Sapolsky’s memoir is, unsurprisingly, much less educational and less philosophical than his lectures, but his insight is still present in the way that he understands his own life and the world around him.  And Sapolsky has led a very interesting life.  His memoir details his time doing field work in Kenya, alternating between chapters about baboons, and about his interactions with the people of Kenya, as he increasingly understands the culture and geopolitics of the region.

A Primate’s Memoir (by far the least heavy book on this list) is engaging, interesting and insightful throughout, and at times hilarious and surprisingly moving.

The Sympathizer and Nothing Ever Dies by Viet Thanh Nguyen

I read the novel The Sympathizer in preparation for traveling to Vietnam, and liked it enough that upon finishing I immediately started reading Nguyen’s follow-up nonfiction book Nothing Ever Dies.  The Sympathizer tells the story of a communist mole in the US-allied South Vietnamese army who emigrates to the United States and continues to spy long after the American War in Vietnam is over.  The novel criticizes the depiction of the war in the international media, and explores the impact of the side-lining of Vietnamese narratives in favor of stories that focus on American heroes and anti-heroes.

------------------------------------------------------------

#### EXERCISE TASK
Reproduce the book review's text between "A Primate’s Memoir (by" and "hilarious and surprisingly moving.", inclusive. Work from the book review alone.

------------------------------------------------------------

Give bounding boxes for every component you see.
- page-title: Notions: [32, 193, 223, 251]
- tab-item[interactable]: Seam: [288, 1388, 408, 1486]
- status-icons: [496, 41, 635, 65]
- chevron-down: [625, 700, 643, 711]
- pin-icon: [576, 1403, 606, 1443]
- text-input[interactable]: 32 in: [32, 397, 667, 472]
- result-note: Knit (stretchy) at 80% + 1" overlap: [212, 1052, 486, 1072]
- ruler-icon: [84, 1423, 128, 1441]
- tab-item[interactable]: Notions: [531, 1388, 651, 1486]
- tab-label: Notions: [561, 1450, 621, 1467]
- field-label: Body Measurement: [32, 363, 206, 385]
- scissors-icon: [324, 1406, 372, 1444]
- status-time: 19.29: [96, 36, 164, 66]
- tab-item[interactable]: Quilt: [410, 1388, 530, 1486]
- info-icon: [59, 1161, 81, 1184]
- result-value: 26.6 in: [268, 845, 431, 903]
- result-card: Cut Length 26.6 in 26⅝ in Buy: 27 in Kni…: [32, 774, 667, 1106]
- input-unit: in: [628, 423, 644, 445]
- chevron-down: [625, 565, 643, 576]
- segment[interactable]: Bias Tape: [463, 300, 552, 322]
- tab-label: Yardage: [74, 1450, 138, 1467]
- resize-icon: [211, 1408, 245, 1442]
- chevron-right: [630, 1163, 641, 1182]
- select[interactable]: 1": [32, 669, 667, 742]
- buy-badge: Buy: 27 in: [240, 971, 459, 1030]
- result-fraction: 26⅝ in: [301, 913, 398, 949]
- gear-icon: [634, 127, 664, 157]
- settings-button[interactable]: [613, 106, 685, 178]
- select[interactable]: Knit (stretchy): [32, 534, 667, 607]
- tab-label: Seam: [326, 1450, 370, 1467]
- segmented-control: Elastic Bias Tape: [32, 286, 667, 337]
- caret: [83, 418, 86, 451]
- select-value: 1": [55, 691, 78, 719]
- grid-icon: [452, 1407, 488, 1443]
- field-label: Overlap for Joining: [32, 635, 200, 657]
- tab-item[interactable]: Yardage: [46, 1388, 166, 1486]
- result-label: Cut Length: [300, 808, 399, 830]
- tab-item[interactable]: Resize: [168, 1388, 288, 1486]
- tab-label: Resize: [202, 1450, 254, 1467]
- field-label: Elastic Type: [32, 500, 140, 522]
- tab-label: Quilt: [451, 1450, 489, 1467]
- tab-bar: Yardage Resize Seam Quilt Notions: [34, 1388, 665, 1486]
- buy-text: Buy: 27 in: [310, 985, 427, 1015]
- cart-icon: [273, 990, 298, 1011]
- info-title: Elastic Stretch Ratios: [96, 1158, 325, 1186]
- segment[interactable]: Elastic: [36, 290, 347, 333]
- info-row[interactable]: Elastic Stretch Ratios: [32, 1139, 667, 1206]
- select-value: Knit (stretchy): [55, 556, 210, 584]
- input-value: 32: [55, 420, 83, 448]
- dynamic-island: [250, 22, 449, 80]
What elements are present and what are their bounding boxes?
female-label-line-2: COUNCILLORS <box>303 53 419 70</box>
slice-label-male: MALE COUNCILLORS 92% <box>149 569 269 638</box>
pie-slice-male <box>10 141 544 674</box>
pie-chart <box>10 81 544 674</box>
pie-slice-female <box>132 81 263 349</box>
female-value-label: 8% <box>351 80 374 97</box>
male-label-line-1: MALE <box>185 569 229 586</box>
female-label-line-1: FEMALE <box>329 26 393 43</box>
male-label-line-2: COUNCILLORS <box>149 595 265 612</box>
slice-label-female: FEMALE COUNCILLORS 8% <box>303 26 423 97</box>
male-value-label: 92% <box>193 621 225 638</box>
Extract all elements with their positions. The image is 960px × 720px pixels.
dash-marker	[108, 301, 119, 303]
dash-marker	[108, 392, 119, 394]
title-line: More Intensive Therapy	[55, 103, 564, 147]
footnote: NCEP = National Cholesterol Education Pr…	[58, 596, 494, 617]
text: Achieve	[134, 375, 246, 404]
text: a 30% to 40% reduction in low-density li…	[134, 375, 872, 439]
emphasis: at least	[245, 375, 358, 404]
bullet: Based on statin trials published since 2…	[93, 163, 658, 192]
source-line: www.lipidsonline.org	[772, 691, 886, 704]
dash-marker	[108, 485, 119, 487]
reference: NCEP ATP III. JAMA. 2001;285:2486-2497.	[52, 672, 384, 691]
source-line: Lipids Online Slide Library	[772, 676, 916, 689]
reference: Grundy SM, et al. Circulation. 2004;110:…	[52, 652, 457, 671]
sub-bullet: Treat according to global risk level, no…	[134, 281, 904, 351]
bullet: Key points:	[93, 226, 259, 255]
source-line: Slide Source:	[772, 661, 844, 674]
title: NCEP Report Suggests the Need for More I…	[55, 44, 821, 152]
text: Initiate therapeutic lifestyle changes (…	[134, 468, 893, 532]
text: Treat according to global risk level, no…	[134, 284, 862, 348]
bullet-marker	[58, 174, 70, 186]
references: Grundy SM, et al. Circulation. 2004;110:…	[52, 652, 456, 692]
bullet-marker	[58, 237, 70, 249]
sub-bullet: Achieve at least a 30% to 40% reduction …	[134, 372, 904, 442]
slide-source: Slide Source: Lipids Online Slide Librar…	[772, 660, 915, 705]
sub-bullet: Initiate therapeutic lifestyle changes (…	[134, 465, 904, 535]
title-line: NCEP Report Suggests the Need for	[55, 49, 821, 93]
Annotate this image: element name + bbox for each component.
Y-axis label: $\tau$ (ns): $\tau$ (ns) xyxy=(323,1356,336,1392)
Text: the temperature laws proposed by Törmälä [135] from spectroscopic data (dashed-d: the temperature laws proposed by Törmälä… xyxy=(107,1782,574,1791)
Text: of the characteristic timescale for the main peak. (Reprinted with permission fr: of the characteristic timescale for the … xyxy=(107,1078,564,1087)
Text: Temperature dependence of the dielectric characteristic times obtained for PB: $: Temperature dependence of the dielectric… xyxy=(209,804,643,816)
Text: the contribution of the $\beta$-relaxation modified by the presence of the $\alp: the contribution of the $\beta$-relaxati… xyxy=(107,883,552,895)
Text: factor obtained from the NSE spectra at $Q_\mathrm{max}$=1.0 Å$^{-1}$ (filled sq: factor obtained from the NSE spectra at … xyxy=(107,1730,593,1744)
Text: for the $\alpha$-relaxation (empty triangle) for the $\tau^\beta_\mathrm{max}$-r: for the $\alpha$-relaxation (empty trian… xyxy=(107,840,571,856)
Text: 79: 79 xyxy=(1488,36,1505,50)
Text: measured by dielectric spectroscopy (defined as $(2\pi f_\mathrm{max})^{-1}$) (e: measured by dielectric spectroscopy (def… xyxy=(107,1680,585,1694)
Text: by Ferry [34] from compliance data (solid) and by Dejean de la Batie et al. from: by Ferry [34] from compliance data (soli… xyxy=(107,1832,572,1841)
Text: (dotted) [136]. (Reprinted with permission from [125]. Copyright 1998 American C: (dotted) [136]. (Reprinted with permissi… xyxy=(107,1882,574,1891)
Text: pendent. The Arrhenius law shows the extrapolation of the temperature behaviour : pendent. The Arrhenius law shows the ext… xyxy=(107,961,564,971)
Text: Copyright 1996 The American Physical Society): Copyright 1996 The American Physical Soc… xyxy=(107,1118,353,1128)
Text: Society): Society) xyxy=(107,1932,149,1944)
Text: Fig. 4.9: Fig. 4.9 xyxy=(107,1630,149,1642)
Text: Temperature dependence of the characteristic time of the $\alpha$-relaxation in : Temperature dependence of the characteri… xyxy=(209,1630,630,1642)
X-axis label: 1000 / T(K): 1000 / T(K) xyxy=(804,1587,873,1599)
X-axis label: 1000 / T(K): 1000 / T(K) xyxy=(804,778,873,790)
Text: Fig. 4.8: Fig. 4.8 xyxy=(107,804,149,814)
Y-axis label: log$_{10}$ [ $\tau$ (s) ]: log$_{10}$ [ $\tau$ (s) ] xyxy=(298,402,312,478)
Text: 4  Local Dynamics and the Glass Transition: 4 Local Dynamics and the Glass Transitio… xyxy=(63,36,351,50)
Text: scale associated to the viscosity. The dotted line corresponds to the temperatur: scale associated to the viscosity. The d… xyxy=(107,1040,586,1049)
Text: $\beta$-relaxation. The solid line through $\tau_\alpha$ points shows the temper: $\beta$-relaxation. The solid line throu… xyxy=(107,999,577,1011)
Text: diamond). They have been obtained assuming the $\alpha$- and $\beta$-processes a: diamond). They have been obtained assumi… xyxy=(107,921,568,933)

------------------------------------------------------------

#### OUTPUT
A Primate’s Memoir (by far the least heavy book on this list) is engaging, interesting and insightful throughout, and at times hilarious and surprisingly moving.